* _Exercise_
Using the records below, give the number of lines where the word "annotation" appears, with no further output.

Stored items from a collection
begin

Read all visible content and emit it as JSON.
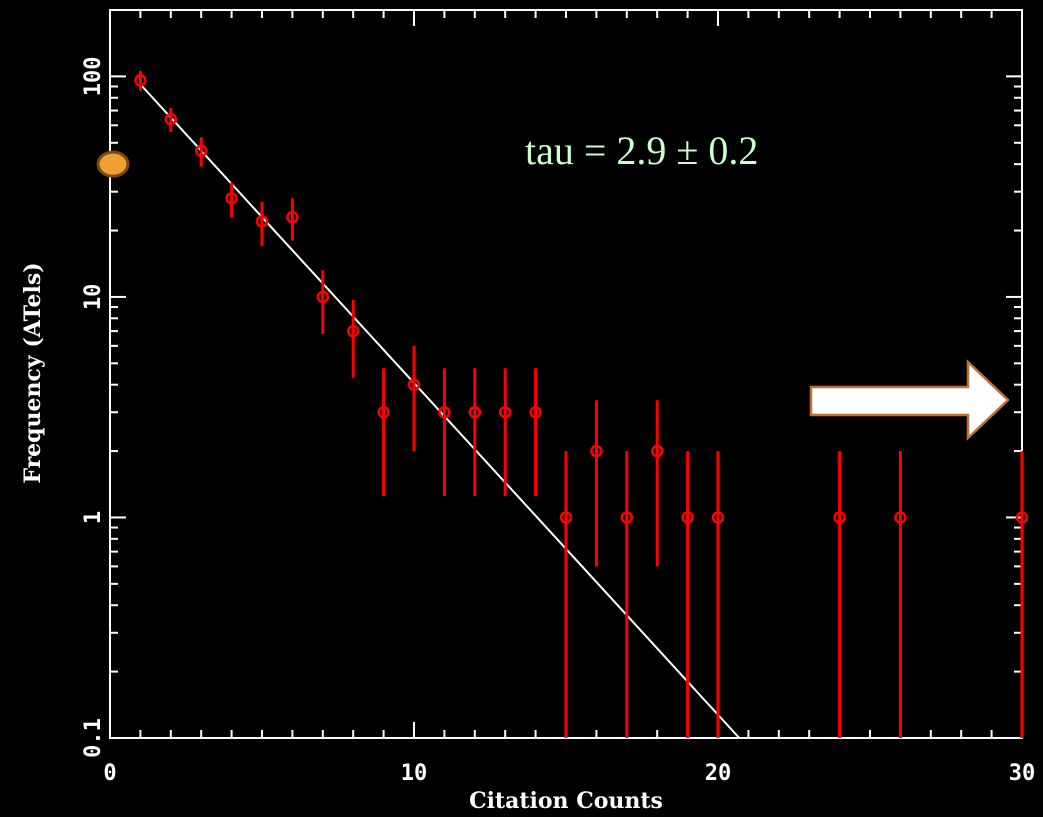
{
  "chart_data": {
    "type": "scatter",
    "xlabel": "Citation Counts",
    "ylabel": "Frequency (ATels)",
    "xlim": [
      0,
      30
    ],
    "ylim": [
      0.1,
      200
    ],
    "y_scale": "log",
    "x_ticks": [
      0,
      10,
      20,
      30
    ],
    "x_tick_labels": [
      "0",
      "10",
      "20",
      "30"
    ],
    "y_ticks": [
      0.1,
      1,
      10,
      100
    ],
    "y_tick_labels": [
      "0.1",
      "1",
      "10",
      "100"
    ],
    "grid": false,
    "annotation": "tau = 2.9 ± 0.2",
    "colors": {
      "background": "#000000",
      "axes": "#ffffff",
      "points": "#ff0000",
      "fit": "#ffffff",
      "annotation": "#ccffcc",
      "marker_fill": "#f0a030",
      "marker_edge": "#7a4a10",
      "arrow_fill": "#ffffff",
      "arrow_edge": "#c07030"
    },
    "series": [
      {
        "points": [
          {
            "x": 1,
            "y": 96,
            "lo": 86,
            "hi": 106
          },
          {
            "x": 2,
            "y": 64,
            "lo": 56,
            "hi": 72
          },
          {
            "x": 3,
            "y": 46,
            "lo": 39,
            "hi": 53
          },
          {
            "x": 4,
            "y": 28,
            "lo": 23,
            "hi": 33
          },
          {
            "x": 5,
            "y": 22,
            "lo": 17,
            "hi": 27
          },
          {
            "x": 6,
            "y": 23,
            "lo": 18,
            "hi": 28
          },
          {
            "x": 7,
            "y": 10,
            "lo": 6.8,
            "hi": 13.2
          },
          {
            "x": 8,
            "y": 7,
            "lo": 4.3,
            "hi": 9.7
          },
          {
            "x": 9,
            "y": 3,
            "lo": 1.25,
            "hi": 4.75
          },
          {
            "x": 10,
            "y": 4,
            "lo": 2,
            "hi": 6
          },
          {
            "x": 11,
            "y": 3,
            "lo": 1.25,
            "hi": 4.75
          },
          {
            "x": 12,
            "y": 3,
            "lo": 1.25,
            "hi": 4.75
          },
          {
            "x": 13,
            "y": 3,
            "lo": 1.25,
            "hi": 4.75
          },
          {
            "x": 14,
            "y": 3,
            "lo": 1.25,
            "hi": 4.75
          },
          {
            "x": 15,
            "y": 1,
            "lo": 0.1,
            "hi": 2
          },
          {
            "x": 16,
            "y": 2,
            "lo": 0.6,
            "hi": 3.4
          },
          {
            "x": 17,
            "y": 1,
            "lo": 0.1,
            "hi": 2
          },
          {
            "x": 18,
            "y": 2,
            "lo": 0.6,
            "hi": 3.4
          },
          {
            "x": 19,
            "y": 1,
            "lo": 0.1,
            "hi": 2
          },
          {
            "x": 20,
            "y": 1,
            "lo": 0.1,
            "hi": 2
          },
          {
            "x": 24,
            "y": 1,
            "lo": 0.1,
            "hi": 2
          },
          {
            "x": 26,
            "y": 1,
            "lo": 0.1,
            "hi": 2
          },
          {
            "x": 30,
            "y": 1,
            "lo": 0.1,
            "hi": 2
          }
        ]
      }
    ],
    "fit_line": {
      "x": [
        1,
        20.7
      ],
      "y": [
        92,
        0.1
      ]
    },
    "marker_at_y": 40,
    "arrow_direction": "right"
  }
}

end

* _Response_
2